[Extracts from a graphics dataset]
• • •

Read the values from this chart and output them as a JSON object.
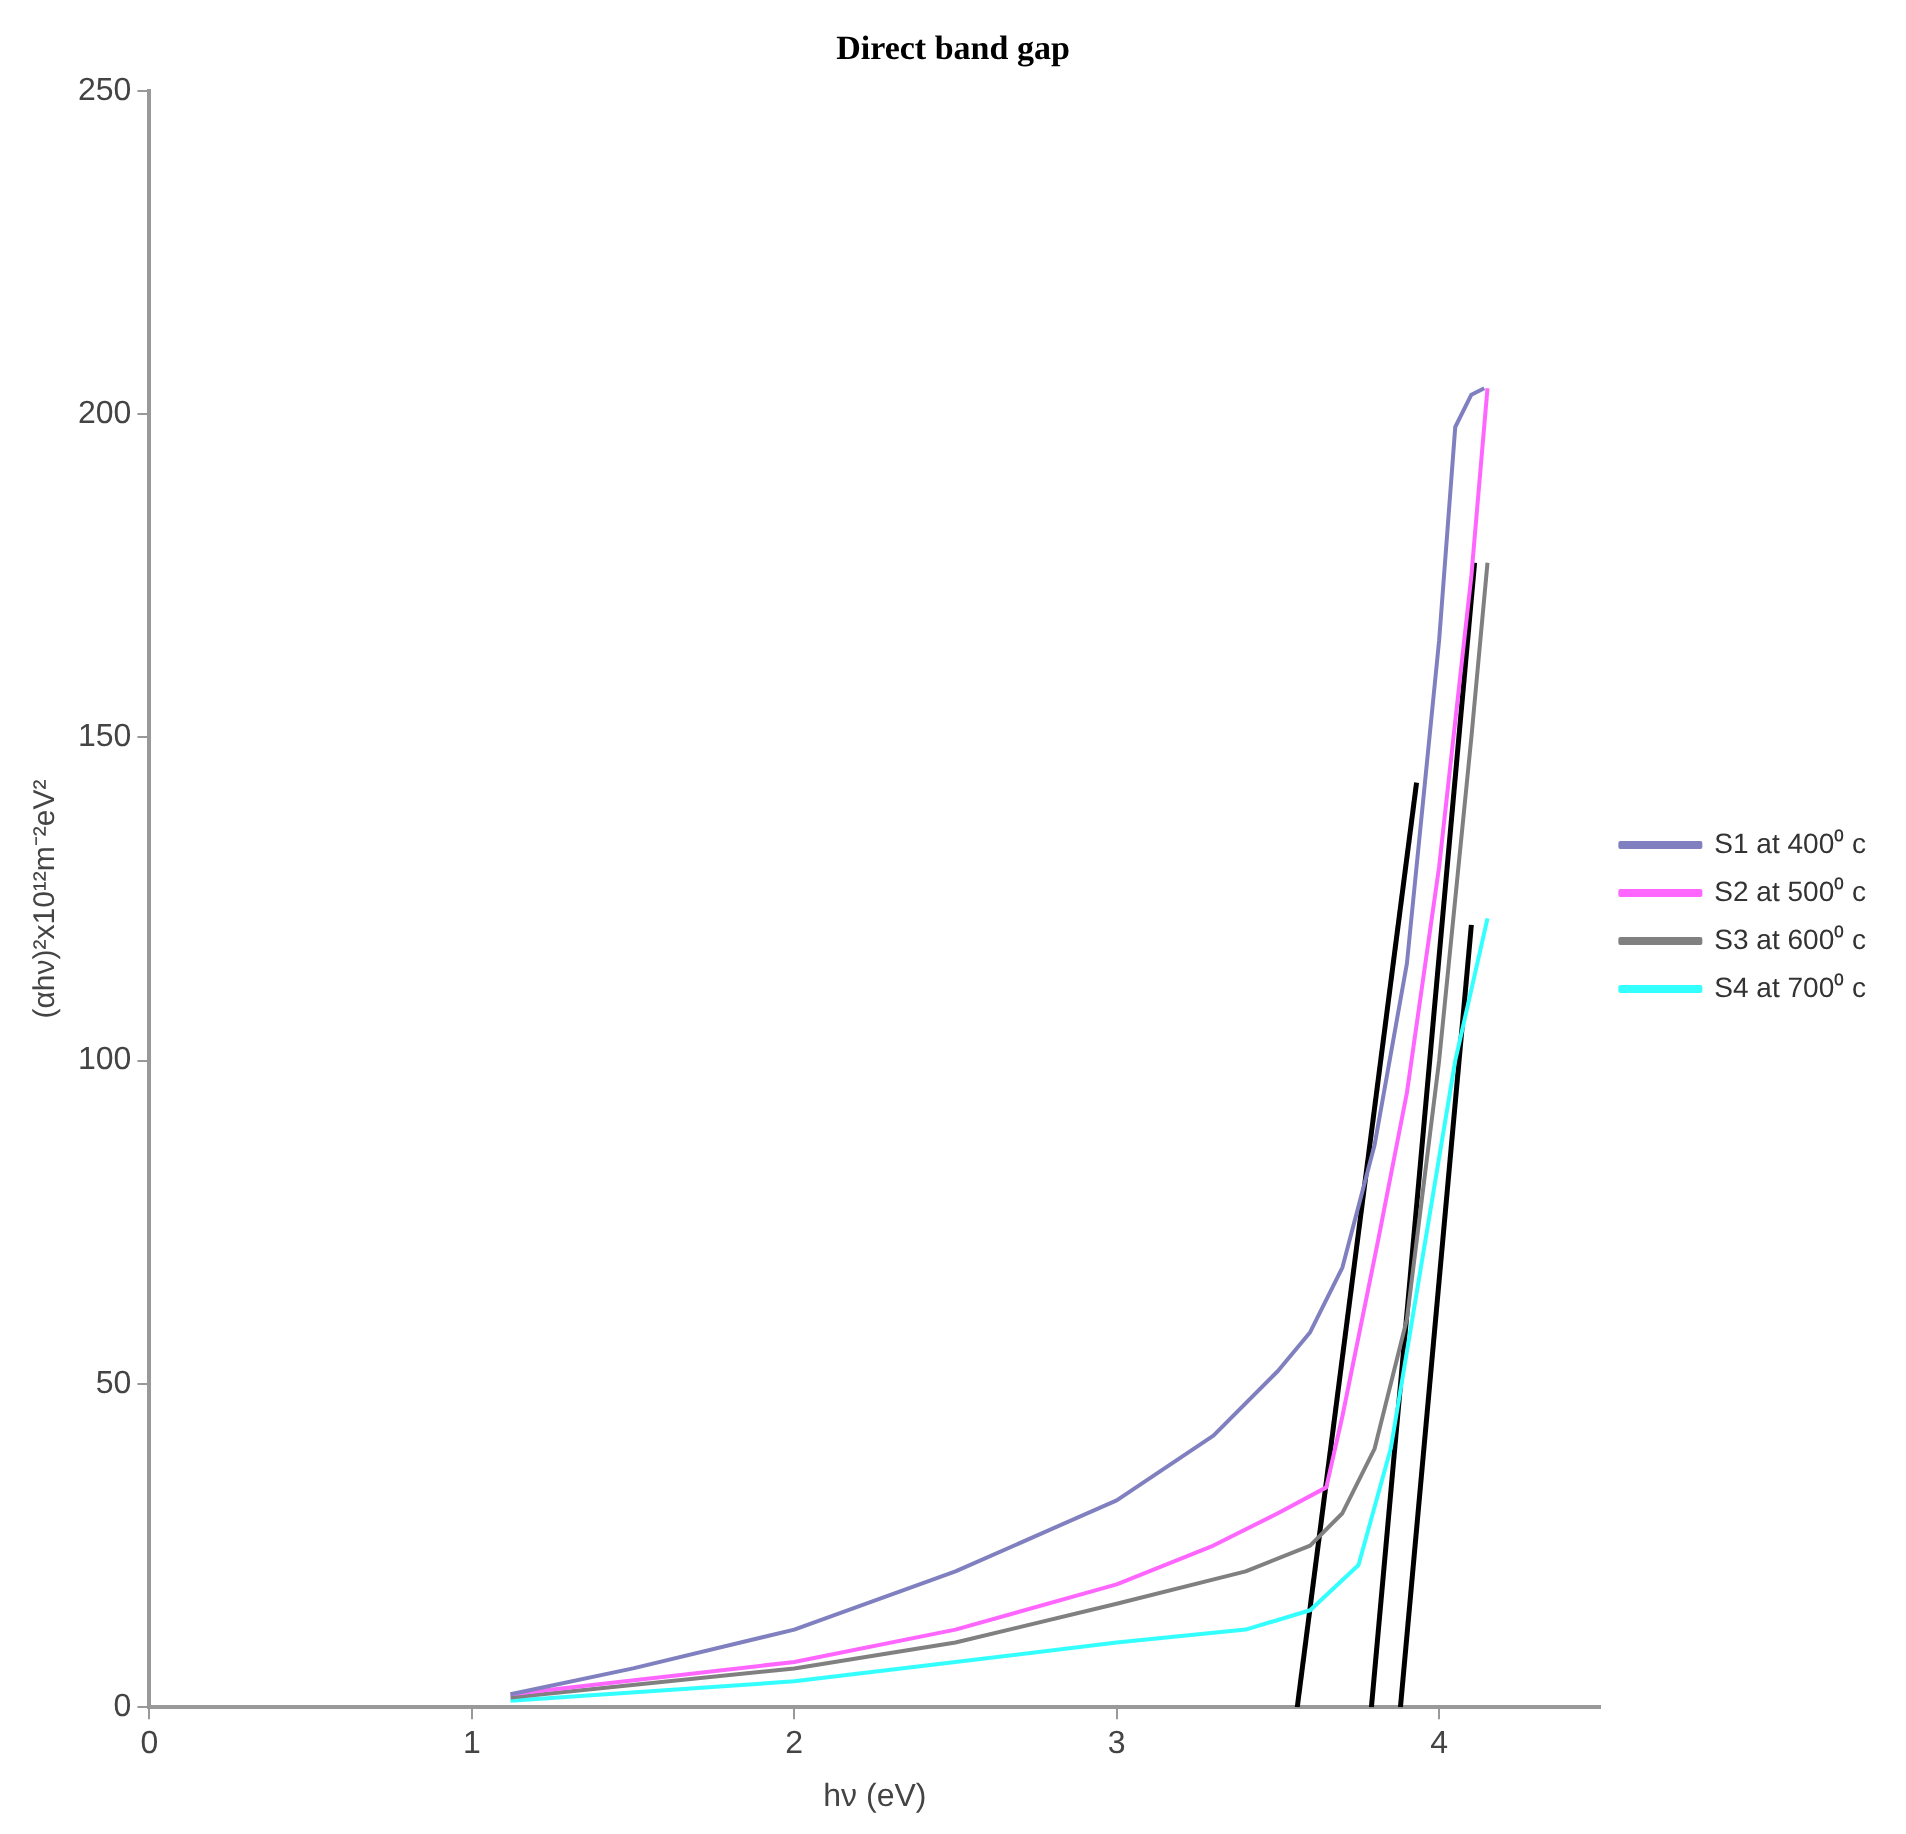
{
  "chart_data": {
    "type": "line",
    "title": "Direct band gap",
    "xlabel": "hν (eV)",
    "ylabel": "(αhν)²x10¹²m⁻²eV²",
    "xlim": [
      0,
      4.5
    ],
    "xticks": [
      0,
      1,
      2,
      3,
      4
    ],
    "ylim": [
      0,
      250
    ],
    "yticks": [
      0,
      50,
      100,
      150,
      200,
      250
    ],
    "grid": false,
    "legend": "right",
    "marker": "none",
    "line_style": "solid",
    "series": [
      {
        "name": "S1 at 400⁰ c",
        "color": "#8080c0",
        "x": [
          1.12,
          1.5,
          2,
          2.5,
          3,
          3.3,
          3.5,
          3.6,
          3.7,
          3.8,
          3.9,
          4.0,
          4.05,
          4.1,
          4.14
        ],
        "values": [
          2,
          6,
          12,
          21,
          32,
          42,
          52,
          58,
          68,
          87,
          115,
          165,
          198,
          203,
          204
        ]
      },
      {
        "name": "S2 at 500⁰ c",
        "color": "#ff66ff",
        "x": [
          1.12,
          2,
          2.5,
          3,
          3.3,
          3.5,
          3.65,
          3.7,
          3.81,
          3.9,
          4.0,
          4.1,
          4.15
        ],
        "values": [
          2,
          7,
          12,
          19,
          25,
          30,
          34,
          45,
          72,
          95,
          130,
          175,
          204
        ]
      },
      {
        "name": "S3 at 600⁰ c",
        "color": "#808080",
        "x": [
          1.12,
          2,
          2.5,
          3,
          3.4,
          3.6,
          3.7,
          3.8,
          3.9,
          4.0,
          4.1,
          4.15
        ],
        "values": [
          1.5,
          6,
          10,
          16,
          21,
          25,
          30,
          40,
          60,
          100,
          150,
          177
        ]
      },
      {
        "name": "S4 at 700⁰ c",
        "color": "#33ffff",
        "x": [
          1.12,
          2,
          2.5,
          3,
          3.4,
          3.6,
          3.75,
          3.85,
          3.95,
          4.05,
          4.15
        ],
        "values": [
          1,
          4,
          7,
          10,
          12,
          15,
          22,
          40,
          70,
          100,
          122
        ]
      },
      {
        "color": "#000000",
        "x": [
          3.56,
          3.93
        ],
        "values": [
          0,
          143
        ]
      },
      {
        "color": "#000000",
        "x": [
          3.79,
          4.11
        ],
        "values": [
          0,
          177
        ]
      },
      {
        "color": "#000000",
        "x": [
          3.88,
          4.1
        ],
        "values": [
          0,
          121
        ]
      }
    ]
  }
}
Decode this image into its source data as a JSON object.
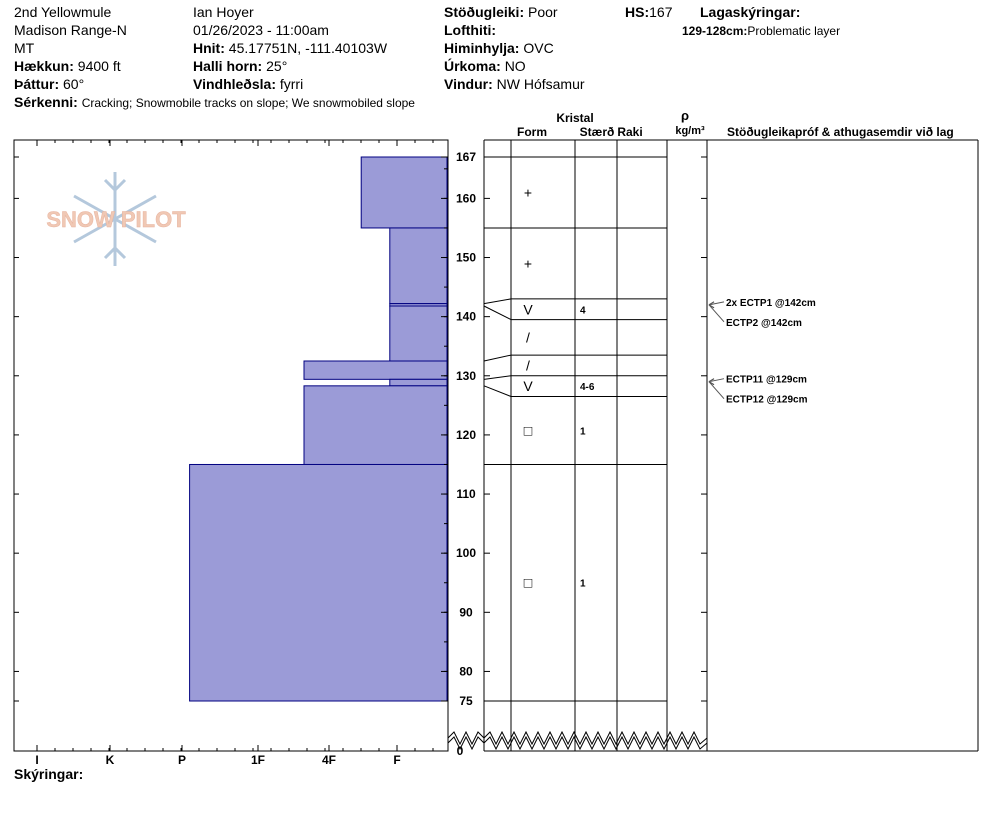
{
  "header": {
    "col1": {
      "location": "2nd Yellowmule",
      "range": "Madison Range-N",
      "state": "MT",
      "elevation_label": "Hækkun:",
      "elevation": "9400 ft",
      "aspect_label": "Þáttur:",
      "aspect": "60°",
      "features_label": "Sérkenni:",
      "features": "Cracking; Snowmobile tracks on slope; We snowmobiled slope"
    },
    "col2": {
      "observer": "Ian Hoyer",
      "datetime": "01/26/2023 - 11:00am",
      "coords_label": "Hnit:",
      "coords": "45.17751N, -111.40103W",
      "slope_label": "Halli horn:",
      "slope": "25°",
      "wind_loading_label": "Vindhleðsla:",
      "wind_loading": "fyrri"
    },
    "col3": {
      "stability_label": "Stöðugleiki:",
      "stability": "Poor",
      "air_temp_label": "Lofthiti:",
      "air_temp": "",
      "sky_label": "Himinhylja:",
      "sky": "OVC",
      "precip_label": "Úrkoma:",
      "precip": "NO",
      "wind_label": "Vindur:",
      "wind": "NW Hófsamur"
    },
    "col4": {
      "hs_label": "HS:",
      "hs": "167",
      "layer_notes_label": "Lagaskýringar:",
      "layer_note_range": "129-128cm:",
      "layer_note_text": "Problematic layer"
    }
  },
  "logo": {
    "text": "SNOW PILOT"
  },
  "columns": {
    "crystal": "Kristal",
    "form": "Form",
    "size": "Stærð",
    "moisture": "Raki",
    "rho": "ρ",
    "density_unit": "kg/m³",
    "tests": "Stöðugleikapróf & athugasemdir við lag"
  },
  "footer": {
    "notes_label": "Skýringar:"
  },
  "colors": {
    "layer_fill": "#9b9bd7",
    "layer_stroke": "#000080",
    "grid": "#000000",
    "logo_text": "#f0c8b4",
    "logo_flake": "#b4c8dc"
  },
  "chart_data": {
    "type": "bar",
    "title": "",
    "y_axis": {
      "ticks": [
        75,
        80,
        90,
        100,
        110,
        120,
        130,
        140,
        150,
        160,
        167
      ],
      "bottom_tick": 0,
      "range": [
        75,
        167
      ],
      "unit": "cm"
    },
    "x_axis": {
      "ticks": [
        "I",
        "K",
        "P",
        "1F",
        "4F",
        "F"
      ],
      "hardness_scale": [
        "F",
        "4F",
        "1F",
        "P",
        "K",
        "I"
      ]
    },
    "layers": [
      {
        "top": 167,
        "bottom": 155,
        "hardness": 1.2,
        "form_icon": "+",
        "size": ""
      },
      {
        "top": 155,
        "bottom": 142.2,
        "hardness": 0.8,
        "form_icon": "+",
        "size": ""
      },
      {
        "top": 142.2,
        "bottom": 141.8,
        "hardness": 0.8,
        "form_icon": "",
        "size": ""
      },
      {
        "top": 141.8,
        "bottom": 132.5,
        "hardness": 0.8,
        "form_icon": "/",
        "size": ""
      },
      {
        "top": 132.5,
        "bottom": 129.4,
        "hardness": 2.0,
        "form_icon": "/",
        "size": ""
      },
      {
        "top": 129.4,
        "bottom": 128.3,
        "hardness": 0.8,
        "form_icon": "",
        "size": ""
      },
      {
        "top": 128.3,
        "bottom": 115.0,
        "hardness": 2.0,
        "form_icon": "□",
        "size": ""
      },
      {
        "top": 115.0,
        "bottom": 75,
        "hardness": 3.6,
        "form_icon": "□",
        "size": ""
      }
    ],
    "grain_rows": [
      {
        "top": 167,
        "bottom": 155,
        "form": "+",
        "size": ""
      },
      {
        "top": 155,
        "bottom": 143,
        "form": "+",
        "size": ""
      },
      {
        "top": 143,
        "bottom": 139.5,
        "form": "V",
        "size": "4"
      },
      {
        "top": 139.5,
        "bottom": 133.5,
        "form": "/",
        "size": ""
      },
      {
        "top": 133.5,
        "bottom": 130,
        "form": "/",
        "size": ""
      },
      {
        "top": 130,
        "bottom": 126.5,
        "form": "V",
        "size": "4-6"
      },
      {
        "top": 126.5,
        "bottom": 115,
        "form": "□",
        "size": "1"
      },
      {
        "top": 115,
        "bottom": 75,
        "form": "□",
        "size": "1"
      }
    ],
    "tests": [
      {
        "depth": 142,
        "label": "2x ECTP1 @142cm"
      },
      {
        "depth": 142,
        "label": "ECTP2 @142cm"
      },
      {
        "depth": 129,
        "label": "ECTP11 @129cm"
      },
      {
        "depth": 129,
        "label": "ECTP12 @129cm"
      }
    ]
  }
}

• • •

## What to work on
Quote each entry above verbatim and drop the pictures.

## Written solution
Read the values from this chart and output them as a JSON object.
{
  "chart_data": {
    "type": "line",
    "title": "Direct band gap",
    "xlabel": "hν (eV)",
    "ylabel": "(αhν)²x10¹²m⁻²eV²",
    "xlim": [
      0,
      4.5
    ],
    "xticks": [
      0,
      1,
      2,
      3,
      4
    ],
    "ylim": [
      0,
      250
    ],
    "yticks": [
      0,
      50,
      100,
      150,
      200,
      250
    ],
    "grid": false,
    "legend": "right",
    "marker": "none",
    "line_style": "solid",
    "series": [
      {
        "name": "S1 at 400⁰ c",
        "color": "#8080c0",
        "x": [
          1.12,
          1.5,
          2,
          2.5,
          3,
          3.3,
          3.5,
          3.6,
          3.7,
          3.8,
          3.9,
          4.0,
          4.05,
          4.1,
          4.14
        ],
        "values": [
          2,
          6,
          12,
          21,
          32,
          42,
          52,
          58,
          68,
          87,
          115,
          165,
          198,
          203,
          204
        ]
      },
      {
        "name": "S2 at 500⁰ c",
        "color": "#ff66ff",
        "x": [
          1.12,
          2,
          2.5,
          3,
          3.3,
          3.5,
          3.65,
          3.7,
          3.81,
          3.9,
          4.0,
          4.1,
          4.15
        ],
        "values": [
          2,
          7,
          12,
          19,
          25,
          30,
          34,
          45,
          72,
          95,
          130,
          175,
          204
        ]
      },
      {
        "name": "S3 at 600⁰ c",
        "color": "#808080",
        "x": [
          1.12,
          2,
          2.5,
          3,
          3.4,
          3.6,
          3.7,
          3.8,
          3.9,
          4.0,
          4.1,
          4.15
        ],
        "values": [
          1.5,
          6,
          10,
          16,
          21,
          25,
          30,
          40,
          60,
          100,
          150,
          177
        ]
      },
      {
        "name": "S4 at 700⁰ c",
        "color": "#33ffff",
        "x": [
          1.12,
          2,
          2.5,
          3,
          3.4,
          3.6,
          3.75,
          3.85,
          3.95,
          4.05,
          4.15
        ],
        "values": [
          1,
          4,
          7,
          10,
          12,
          15,
          22,
          40,
          70,
          100,
          122
        ]
      },
      {
        "color": "#000000",
        "x": [
          3.56,
          3.93
        ],
        "values": [
          0,
          143
        ]
      },
      {
        "color": "#000000",
        "x": [
          3.79,
          4.11
        ],
        "values": [
          0,
          177
        ]
      },
      {
        "color": "#000000",
        "x": [
          3.88,
          4.1
        ],
        "values": [
          0,
          121
        ]
      }
    ]
  }
}
Decode this image into its source data as a JSON object.
{
  "header": {
    "col1": {
      "location": "2nd Yellowmule",
      "range": "Madison Range-N",
      "state": "MT",
      "elevation_label": "Hækkun:",
      "elevation": "9400 ft",
      "aspect_label": "Þáttur:",
      "aspect": "60°",
      "features_label": "Sérkenni:",
      "features": "Cracking; Snowmobile tracks on slope; We snowmobiled slope"
    },
    "col2": {
      "observer": "Ian Hoyer",
      "datetime": "01/26/2023 - 11:00am",
      "coords_label": "Hnit:",
      "coords": "45.17751N, -111.40103W",
      "slope_label": "Halli horn:",
      "slope": "25°",
      "wind_loading_label": "Vindhleðsla:",
      "wind_loading": "fyrri"
    },
    "col3": {
      "stability_label": "Stöðugleiki:",
      "stability": "Poor",
      "air_temp_label": "Lofthiti:",
      "air_temp": "",
      "sky_label": "Himinhylja:",
      "sky": "OVC",
      "precip_label": "Úrkoma:",
      "precip": "NO",
      "wind_label": "Vindur:",
      "wind": "NW Hófsamur"
    },
    "col4": {
      "hs_label": "HS:",
      "hs": "167",
      "layer_notes_label": "Lagaskýringar:",
      "layer_note_range": "129-128cm:",
      "layer_note_text": "Problematic layer"
    }
  },
  "logo": {
    "text": "SNOW PILOT"
  },
  "columns": {
    "crystal": "Kristal",
    "form": "Form",
    "size": "Stærð",
    "moisture": "Raki",
    "rho": "ρ",
    "density_unit": "kg/m³",
    "tests": "Stöðugleikapróf & athugasemdir við lag"
  },
  "footer": {
    "notes_label": "Skýringar:"
  },
  "colors": {
    "layer_fill": "#9b9bd7",
    "layer_stroke": "#000080",
    "grid": "#000000",
    "logo_text": "#f0c8b4",
    "logo_flake": "#b4c8dc"
  },
  "chart_data": {
    "type": "bar",
    "title": "",
    "y_axis": {
      "ticks": [
        75,
        80,
        90,
        100,
        110,
        120,
        130,
        140,
        150,
        160,
        167
      ],
      "bottom_tick": 0,
      "range": [
        75,
        167
      ],
      "unit": "cm"
    },
    "x_axis": {
      "ticks": [
        "I",
        "K",
        "P",
        "1F",
        "4F",
        "F"
      ],
      "hardness_scale": [
        "F",
        "4F",
        "1F",
        "P",
        "K",
        "I"
      ]
    },
    "layers": [
      {
        "top": 167,
        "bottom": 155,
        "hardness": 1.2,
        "form_icon": "+",
        "size": ""
      },
      {
        "top": 155,
        "bottom": 142.2,
        "hardness": 0.8,
        "form_icon": "+",
        "size": ""
      },
      {
        "top": 142.2,
        "bottom": 141.8,
        "hardness": 0.8,
        "form_icon": "",
        "size": ""
      },
      {
        "top": 141.8,
        "bottom": 132.5,
        "hardness": 0.8,
        "form_icon": "/",
        "size": ""
      },
      {
        "top": 132.5,
        "bottom": 129.4,
        "hardness": 2.0,
        "form_icon": "/",
        "size": ""
      },
      {
        "top": 129.4,
        "bottom": 128.3,
        "hardness": 0.8,
        "form_icon": "",
        "size": ""
      },
      {
        "top": 128.3,
        "bottom": 115.0,
        "hardness": 2.0,
        "form_icon": "□",
        "size": ""
      },
      {
        "top": 115.0,
        "bottom": 75,
        "hardness": 3.6,
        "form_icon": "□",
        "size": ""
      }
    ],
    "grain_rows": [
      {
        "top": 167,
        "bottom": 155,
        "form": "+",
        "size": ""
      },
      {
        "top": 155,
        "bottom": 143,
        "form": "+",
        "size": ""
      },
      {
        "top": 143,
        "bottom": 139.5,
        "form": "V",
        "size": "4"
      },
      {
        "top": 139.5,
        "bottom": 133.5,
        "form": "/",
        "size": ""
      },
      {
        "top": 133.5,
        "bottom": 130,
        "form": "/",
        "size": ""
      },
      {
        "top": 130,
        "bottom": 126.5,
        "form": "V",
        "size": "4-6"
      },
      {
        "top": 126.5,
        "bottom": 115,
        "form": "□",
        "size": "1"
      },
      {
        "top": 115,
        "bottom": 75,
        "form": "□",
        "size": "1"
      }
    ],
    "tests": [
      {
        "depth": 142,
        "label": "2x ECTP1 @142cm"
      },
      {
        "depth": 142,
        "label": "ECTP2 @142cm"
      },
      {
        "depth": 129,
        "label": "ECTP11 @129cm"
      },
      {
        "depth": 129,
        "label": "ECTP12 @129cm"
      }
    ]
  }
}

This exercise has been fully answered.